* [Exercise aim]:
Would you transcribe the listing that follows, character for character, and omit its images?

Figure contents as structured data
-- BEGIN --
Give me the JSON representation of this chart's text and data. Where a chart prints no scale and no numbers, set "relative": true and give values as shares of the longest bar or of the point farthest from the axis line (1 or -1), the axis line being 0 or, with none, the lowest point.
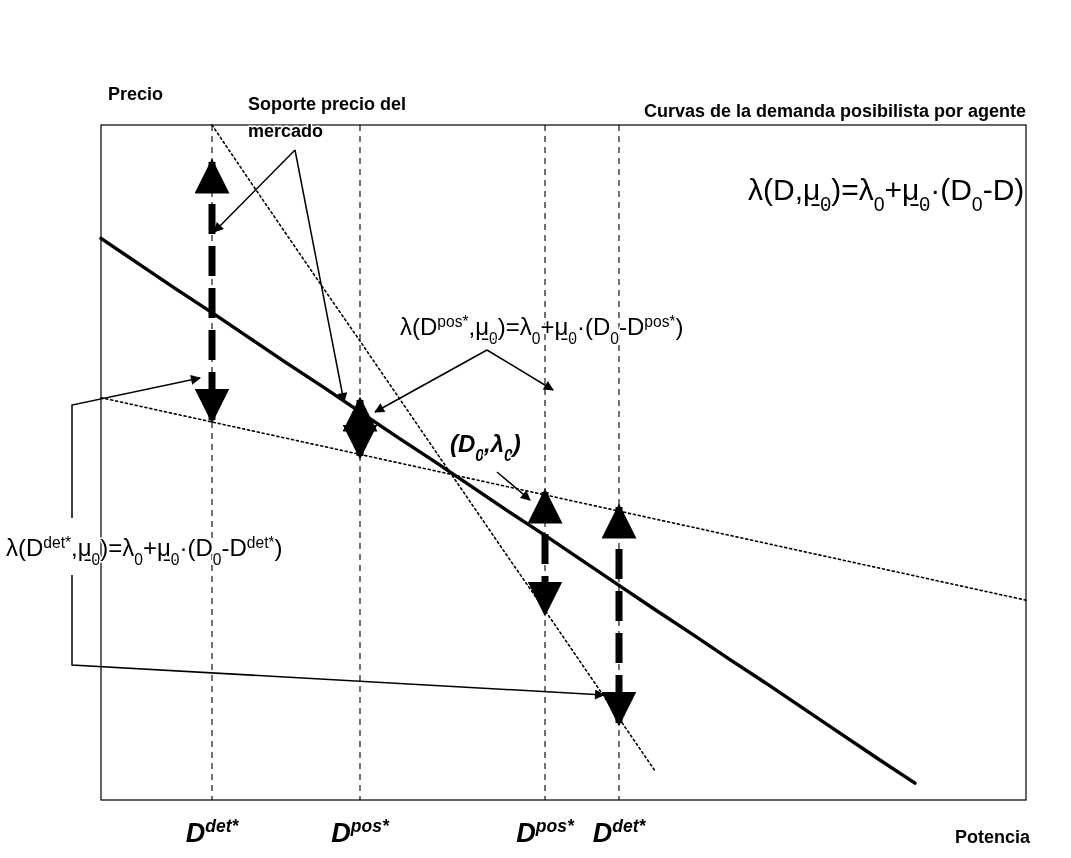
{
  "chart_data": {
    "type": "line",
    "title": "Curvas de la demanda posibilista por agente",
    "xlabel": "Potencia",
    "ylabel": "Precio",
    "relative": true,
    "tick_labels": "x",
    "grid": "x",
    "categories": [
      null,
      null,
      null,
      "D$^{det*}$",
      null,
      null,
      null,
      "D$^{pos*}$",
      null,
      null,
      null,
      null,
      "D$^{pos*}$",
      null,
      "D$^{det*}$",
      null,
      null,
      null,
      null,
      null,
      null,
      null,
      null,
      null,
      null,
      null
    ],
    "series": [
      {
        "color": "#000000",
        "line_style": "solid",
        "values": [
          0.832,
          0.795,
          0.758,
          0.722,
          0.685,
          0.648,
          0.612,
          0.575,
          0.538,
          0.502,
          0.465,
          0.428,
          0.392,
          0.355,
          0.318,
          0.281,
          0.245,
          0.208,
          0.172,
          0.135,
          0.098,
          0.061,
          0.025,
          null,
          null,
          null
        ]
      },
      {
        "color": "#000000",
        "line_style": "dotted",
        "values": [
          null,
          null,
          null,
          1.0,
          0.919,
          0.839,
          0.759,
          0.68,
          0.6,
          0.52,
          0.44,
          0.36,
          0.281,
          0.201,
          0.121,
          0.041,
          null,
          null,
          null,
          null,
          null,
          null,
          null,
          null,
          null,
          null
        ]
      },
      {
        "color": "#000000",
        "line_style": "dotted",
        "values": [
          0.596,
          0.584,
          0.572,
          0.56,
          0.548,
          0.536,
          0.524,
          0.512,
          0.5,
          0.488,
          0.476,
          0.464,
          0.452,
          0.44,
          0.428,
          0.416,
          0.404,
          0.392,
          0.38,
          0.368,
          0.356,
          0.344,
          0.332,
          0.32,
          0.308,
          0.296
        ]
      }
    ],
    "annotations": [
      "Soporte precio del mercado",
      "λ(D,μ̲$_{0}$)=λ$_{0}$+μ̲$_{0}$·(D$_{0}$-D)",
      "λ(D$^{pos*}$,μ̲$_{0}$)=λ$_{0}$+μ̲$_{0}$·(D$_{0}$-D$^{pos*}$)",
      "(D$_{0}$,λ$_{0}$)",
      "λ(D$^{det*}$,μ̲$_{0}$)=λ$_{0}$+μ̲$_{0}$·(D$_{0}$-D$^{det*}$)"
    ]
  }
}
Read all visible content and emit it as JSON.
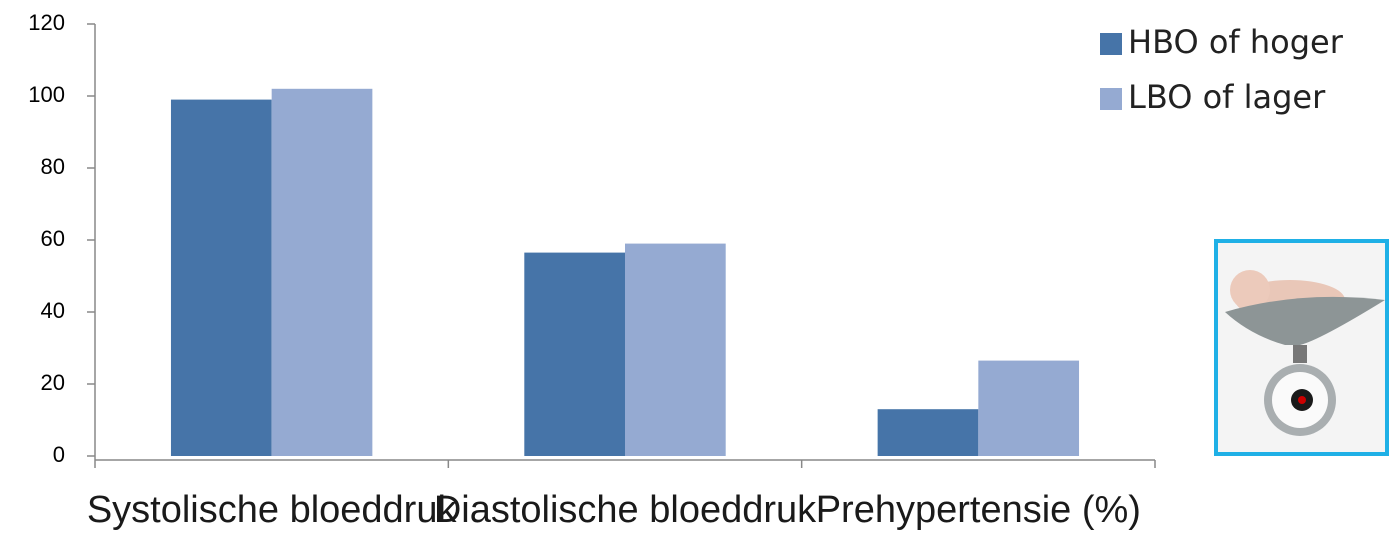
-- END --
* [Solved problem]:
Give me the JSON representation of this chart's text and data. Where a chart prints no scale and no numbers, set "relative": true and give values as shares of the longest bar or of the point farthest from the axis line (1 or -1), the axis line being 0 or, with none, the lowest point.
{
  "chart_data": {
    "type": "line",
    "title": "Curvas de la demanda posibilista por agente",
    "xlabel": "Potencia",
    "ylabel": "Precio",
    "relative": true,
    "tick_labels": "x",
    "grid": "x",
    "categories": [
      null,
      null,
      null,
      "D$^{det*}$",
      null,
      null,
      null,
      "D$^{pos*}$",
      null,
      null,
      null,
      null,
      "D$^{pos*}$",
      null,
      "D$^{det*}$",
      null,
      null,
      null,
      null,
      null,
      null,
      null,
      null,
      null,
      null,
      null
    ],
    "series": [
      {
        "color": "#000000",
        "line_style": "solid",
        "values": [
          0.832,
          0.795,
          0.758,
          0.722,
          0.685,
          0.648,
          0.612,
          0.575,
          0.538,
          0.502,
          0.465,
          0.428,
          0.392,
          0.355,
          0.318,
          0.281,
          0.245,
          0.208,
          0.172,
          0.135,
          0.098,
          0.061,
          0.025,
          null,
          null,
          null
        ]
      },
      {
        "color": "#000000",
        "line_style": "dotted",
        "values": [
          null,
          null,
          null,
          1.0,
          0.919,
          0.839,
          0.759,
          0.68,
          0.6,
          0.52,
          0.44,
          0.36,
          0.281,
          0.201,
          0.121,
          0.041,
          null,
          null,
          null,
          null,
          null,
          null,
          null,
          null,
          null,
          null
        ]
      },
      {
        "color": "#000000",
        "line_style": "dotted",
        "values": [
          0.596,
          0.584,
          0.572,
          0.56,
          0.548,
          0.536,
          0.524,
          0.512,
          0.5,
          0.488,
          0.476,
          0.464,
          0.452,
          0.44,
          0.428,
          0.416,
          0.404,
          0.392,
          0.38,
          0.368,
          0.356,
          0.344,
          0.332,
          0.32,
          0.308,
          0.296
        ]
      }
    ],
    "annotations": [
      "Soporte precio del mercado",
      "λ(D,μ̲$_{0}$)=λ$_{0}$+μ̲$_{0}$·(D$_{0}$-D)",
      "λ(D$^{pos*}$,μ̲$_{0}$)=λ$_{0}$+μ̲$_{0}$·(D$_{0}$-D$^{pos*}$)",
      "(D$_{0}$,λ$_{0}$)",
      "λ(D$^{det*}$,μ̲$_{0}$)=λ$_{0}$+μ̲$_{0}$·(D$_{0}$-D$^{det*}$)"
    ]
  }
}
Read all visible content and emit it as JSON.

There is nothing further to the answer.